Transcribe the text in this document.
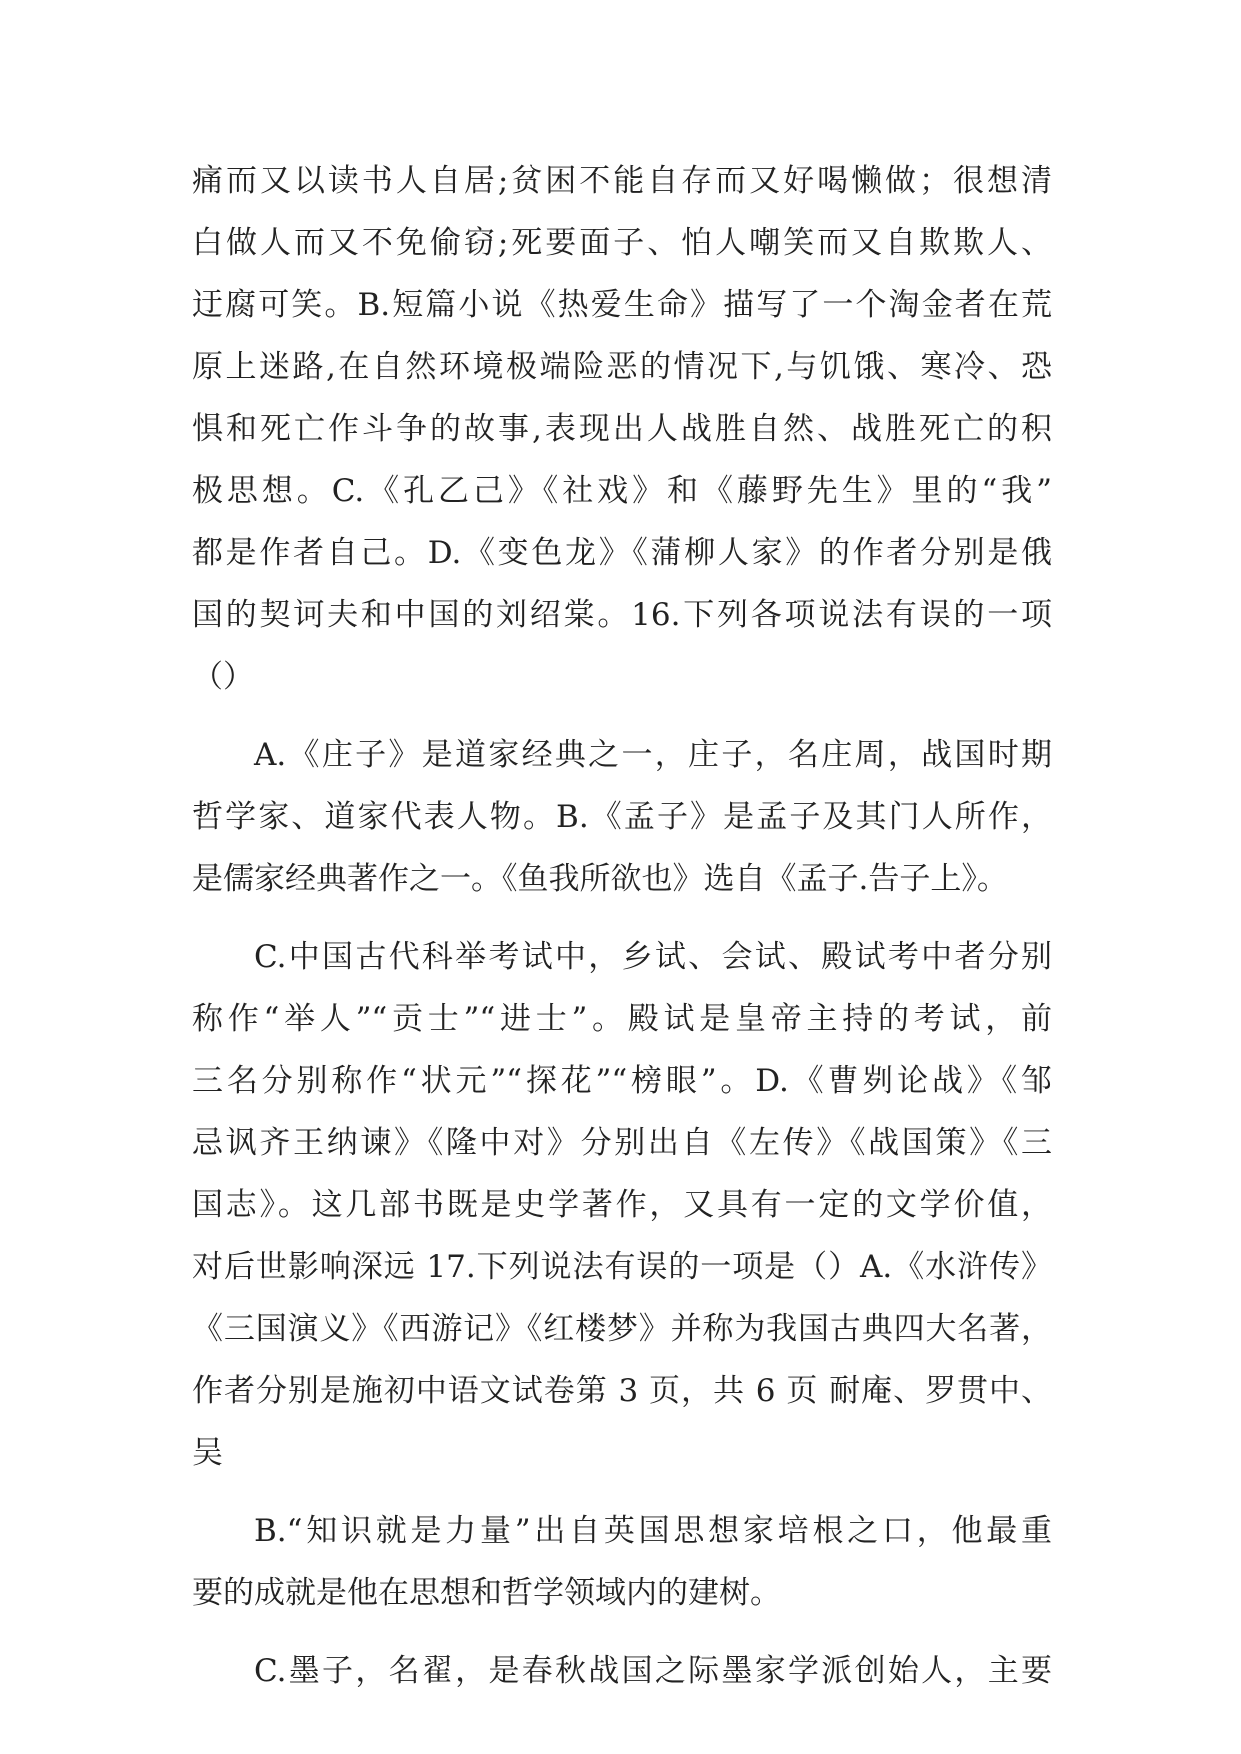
痛而又以读书人自居;贫困不能自存而又好喝懒做；很想清
白做人而又不免偷窃;死要面子、怕人嘲笑而又自欺欺人、
迂腐可笑。B.短篇小说《热爱生命》描写了一个淘金者在荒
原上迷路,在自然环境极端险恶的情况下,与饥饿、寒冷、恐
惧和死亡作斗争的故事,表现出人战胜自然、战胜死亡的积
极思想。C.《孔乙己》《社戏》和《藤野先生》里的“我”
都是作者自己。D.《变色龙》《蒲柳人家》的作者分别是俄
国的契诃夫和中国的刘绍棠。16.下列各项说法有误的一项
（）
A.《庄子》是道家经典之一，庄子，名庄周，战国时期
哲学家、道家代表人物。B.《孟子》是孟子及其门人所作，
是儒家经典著作之一。《鱼我所欲也》选自《孟子.告子上》。
C.中国古代科举考试中，乡试、会试、殿试考中者分别
称作“举人”“贡士”“进士”。殿试是皇帝主持的考试，前
三名分别称作“状元”“探花”“榜眼”。D.《曹刿论战》《邹
忌讽齐王纳谏》《隆中对》分别出自《左传》《战国策》《三
国志》。这几部书既是史学著作，又具有一定的文学价值，
对后世影响深远 17.下列说法有误的一项是（）A.《水浒传》
《三国演义》《西游记》《红楼梦》并称为我国古典四大名著，
作者分别是施初中语文试卷第 3 页，共 6 页 耐庵、罗贯中、
吴
B.“知识就是力量”出自英国思想家培根之口，他最重
要的成就是他在思想和哲学领域内的建树。
C.墨子，名翟，是春秋战国之际墨家学派创始人，主要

TASK OBJECTIVE: Reproduce the records above exactly, leaving out every picture they contain.

REPLY TO THE EXERCISE:
Transcribe the text in this document.
痛而又以读书人自居;贫困不能自存而又好喝懒做；很想清
白做人而又不免偷窃;死要面子、怕人嘲笑而又自欺欺人、
迂腐可笑。B.短篇小说《热爱生命》描写了一个淘金者在荒
原上迷路,在自然环境极端险恶的情况下,与饥饿、寒冷、恐
惧和死亡作斗争的故事,表现出人战胜自然、战胜死亡的积
极思想。C.《孔乙己》《社戏》和《藤野先生》里的“我”
都是作者自己。D.《变色龙》《蒲柳人家》的作者分别是俄
国的契诃夫和中国的刘绍棠。16.下列各项说法有误的一项
（）
A.《庄子》是道家经典之一，庄子，名庄周，战国时期
哲学家、道家代表人物。B.《孟子》是孟子及其门人所作，
是儒家经典著作之一。《鱼我所欲也》选自《孟子.告子上》。
C.中国古代科举考试中，乡试、会试、殿试考中者分别
称作“举人”“贡士”“进士”。殿试是皇帝主持的考试，前
三名分别称作“状元”“探花”“榜眼”。D.《曹刿论战》《邹
忌讽齐王纳谏》《隆中对》分别出自《左传》《战国策》《三
国志》。这几部书既是史学著作，又具有一定的文学价值，
对后世影响深远 17.下列说法有误的一项是（）A.《水浒传》
《三国演义》《西游记》《红楼梦》并称为我国古典四大名著，
作者分别是施初中语文试卷第 3 页，共 6 页 耐庵、罗贯中、
吴
B.“知识就是力量”出自英国思想家培根之口，他最重
要的成就是他在思想和哲学领域内的建树。
C.墨子，名翟，是春秋战国之际墨家学派创始人，主要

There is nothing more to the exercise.